Limitations & Future Work¶
- Experiments cover 10 object concepts and 3 artistic styles, but do not address verbs, relations, or abstract concepts (e.g., "violence").
- Optimization-based probing carries inherent causal ambiguity: recovered concepts may originate from the optimization process itself rather than from residual model knowledge.
- The classifier in steered latent probing may introduce its own biases.
- Experiments are conducted solely on Stable Diffusion 1.4; behavior on newer-generation models (SDXL, SD3, etc.) may differ.
- The categorization of erasure methods into guidance-based vs. destruction-based remains preliminary and lacks rigorous theoretical justification.
Related Work & Insights¶
- UCE is a representative guidance-based method that modifies attention projection matrices via a closed-form solution.
- STEREO combines adversarial prompt search with compositional fine-tuning and represents one of the stronger robust erasure methods currently available.
- The evaluation framework proposed in this paper can be directly extended to any newly proposed erasure method.
- Implications for AI safety: there may be a substantial gap between "appearing to be erased" and "being truly erased."
Rating¶
- Novelty: ⭐⭐⭐⭐⭐ (Both the conceptual framework and the multi-perspective evaluation system constitute original contributions)
- Experimental Thoroughness: ⭐⭐⭐⭐⭐ (7 erasure methods × 5 probing strategies, with comprehensive coverage)
- Writing Quality: ⭐⭐⭐⭐⭐ (Clear logical structure, rich figures and tables)
- Value: ⭐⭐⭐⭐⭐ (Significant implications for understanding and improving concept erasure methods)

RAW RECORDS:
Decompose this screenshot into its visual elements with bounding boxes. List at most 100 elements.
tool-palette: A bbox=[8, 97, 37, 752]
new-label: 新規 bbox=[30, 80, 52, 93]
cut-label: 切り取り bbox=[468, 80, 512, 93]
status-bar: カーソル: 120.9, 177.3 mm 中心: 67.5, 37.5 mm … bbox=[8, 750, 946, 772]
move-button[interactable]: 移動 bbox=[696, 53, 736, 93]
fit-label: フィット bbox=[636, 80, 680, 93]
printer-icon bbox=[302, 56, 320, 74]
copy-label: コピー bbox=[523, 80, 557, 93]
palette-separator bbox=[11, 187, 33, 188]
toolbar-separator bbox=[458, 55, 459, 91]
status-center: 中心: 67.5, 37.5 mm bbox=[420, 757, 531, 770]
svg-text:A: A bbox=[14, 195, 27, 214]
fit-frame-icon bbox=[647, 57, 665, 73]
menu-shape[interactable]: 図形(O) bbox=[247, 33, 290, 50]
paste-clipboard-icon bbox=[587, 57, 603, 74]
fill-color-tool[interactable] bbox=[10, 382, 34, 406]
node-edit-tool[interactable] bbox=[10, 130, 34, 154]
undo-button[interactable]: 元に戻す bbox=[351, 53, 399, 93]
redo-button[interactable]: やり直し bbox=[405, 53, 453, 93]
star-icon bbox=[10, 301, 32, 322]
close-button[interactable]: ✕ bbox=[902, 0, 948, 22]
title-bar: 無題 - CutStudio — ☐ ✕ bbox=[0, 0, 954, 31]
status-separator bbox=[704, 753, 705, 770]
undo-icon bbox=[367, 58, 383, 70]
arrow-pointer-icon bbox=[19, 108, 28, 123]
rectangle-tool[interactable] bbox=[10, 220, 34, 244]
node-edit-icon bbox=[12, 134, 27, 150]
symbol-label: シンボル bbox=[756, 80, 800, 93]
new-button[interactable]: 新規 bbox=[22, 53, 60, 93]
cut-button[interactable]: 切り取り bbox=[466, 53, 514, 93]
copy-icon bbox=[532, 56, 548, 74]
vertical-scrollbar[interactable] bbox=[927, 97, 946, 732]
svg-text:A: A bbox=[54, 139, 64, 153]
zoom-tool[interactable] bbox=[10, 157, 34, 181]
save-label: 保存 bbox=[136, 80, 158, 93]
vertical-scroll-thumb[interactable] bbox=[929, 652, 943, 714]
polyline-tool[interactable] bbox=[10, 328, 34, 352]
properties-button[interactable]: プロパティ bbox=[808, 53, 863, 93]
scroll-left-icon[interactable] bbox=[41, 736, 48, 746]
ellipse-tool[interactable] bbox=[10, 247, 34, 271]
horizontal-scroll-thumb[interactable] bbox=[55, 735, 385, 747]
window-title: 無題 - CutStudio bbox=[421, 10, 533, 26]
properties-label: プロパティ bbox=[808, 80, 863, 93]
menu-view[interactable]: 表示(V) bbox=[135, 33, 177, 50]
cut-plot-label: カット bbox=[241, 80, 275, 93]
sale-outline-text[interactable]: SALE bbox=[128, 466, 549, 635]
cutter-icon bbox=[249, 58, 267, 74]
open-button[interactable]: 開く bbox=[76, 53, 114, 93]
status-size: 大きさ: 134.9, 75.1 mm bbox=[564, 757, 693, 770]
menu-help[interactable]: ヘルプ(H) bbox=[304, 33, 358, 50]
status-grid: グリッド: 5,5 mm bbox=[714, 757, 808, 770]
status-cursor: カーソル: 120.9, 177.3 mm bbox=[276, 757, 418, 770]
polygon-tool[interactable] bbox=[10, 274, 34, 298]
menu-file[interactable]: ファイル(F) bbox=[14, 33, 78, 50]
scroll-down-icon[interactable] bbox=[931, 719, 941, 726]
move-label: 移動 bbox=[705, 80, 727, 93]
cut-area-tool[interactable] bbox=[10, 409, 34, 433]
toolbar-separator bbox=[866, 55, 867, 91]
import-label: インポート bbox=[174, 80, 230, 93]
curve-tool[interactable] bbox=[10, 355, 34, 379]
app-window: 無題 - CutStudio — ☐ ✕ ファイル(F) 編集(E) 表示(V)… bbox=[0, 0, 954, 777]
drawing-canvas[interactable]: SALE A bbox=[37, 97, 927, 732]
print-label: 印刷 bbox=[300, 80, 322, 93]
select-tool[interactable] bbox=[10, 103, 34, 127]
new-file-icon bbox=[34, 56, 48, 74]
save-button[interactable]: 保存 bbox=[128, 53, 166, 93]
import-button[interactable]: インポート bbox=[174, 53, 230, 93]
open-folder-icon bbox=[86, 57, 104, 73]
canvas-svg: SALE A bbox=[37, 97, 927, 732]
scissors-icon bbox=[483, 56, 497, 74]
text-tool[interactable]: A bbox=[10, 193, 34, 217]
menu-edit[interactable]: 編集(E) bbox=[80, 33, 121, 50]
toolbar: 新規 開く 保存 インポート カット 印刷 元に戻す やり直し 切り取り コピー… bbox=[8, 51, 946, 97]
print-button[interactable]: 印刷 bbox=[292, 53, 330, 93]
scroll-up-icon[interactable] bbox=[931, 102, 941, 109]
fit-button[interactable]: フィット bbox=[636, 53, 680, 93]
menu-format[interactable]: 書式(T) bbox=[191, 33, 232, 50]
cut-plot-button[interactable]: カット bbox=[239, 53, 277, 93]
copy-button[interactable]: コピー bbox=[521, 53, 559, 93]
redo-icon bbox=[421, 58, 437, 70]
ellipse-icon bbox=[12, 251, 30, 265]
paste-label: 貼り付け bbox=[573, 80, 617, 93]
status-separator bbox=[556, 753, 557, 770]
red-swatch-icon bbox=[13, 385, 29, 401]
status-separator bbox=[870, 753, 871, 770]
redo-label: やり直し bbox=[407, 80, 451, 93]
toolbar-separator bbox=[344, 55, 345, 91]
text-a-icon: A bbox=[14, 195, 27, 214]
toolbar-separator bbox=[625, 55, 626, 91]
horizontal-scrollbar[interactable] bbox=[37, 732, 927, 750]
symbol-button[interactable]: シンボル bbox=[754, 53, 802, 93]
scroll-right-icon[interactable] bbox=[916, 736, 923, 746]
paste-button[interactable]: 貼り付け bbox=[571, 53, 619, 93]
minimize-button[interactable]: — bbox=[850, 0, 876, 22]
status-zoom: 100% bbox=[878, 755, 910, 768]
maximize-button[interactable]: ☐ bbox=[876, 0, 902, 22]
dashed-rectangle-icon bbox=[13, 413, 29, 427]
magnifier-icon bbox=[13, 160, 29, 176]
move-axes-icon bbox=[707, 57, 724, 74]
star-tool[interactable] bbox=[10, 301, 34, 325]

WHAT YOU SHOULD DO: Please print the passage on concept erasure above word for word, everything from "- The evaluation" down to "figures and tables)".

RESULT:
- The evaluation framework proposed in this paper can be directly extended to any newly proposed erasure method.
- Implications for AI safety: there may be a substantial gap between "appearing to be erased" and "being truly erased."
Rating¶
- Novelty: ⭐⭐⭐⭐⭐ (Both the conceptual framework and the multi-perspective evaluation system constitute original contributions)
- Experimental Thoroughness: ⭐⭐⭐⭐⭐ (7 erasure methods × 5 probing strategies, with comprehensive coverage)
- Writing Quality: ⭐⭐⭐⭐⭐ (Clear logical structure, rich figures and tables)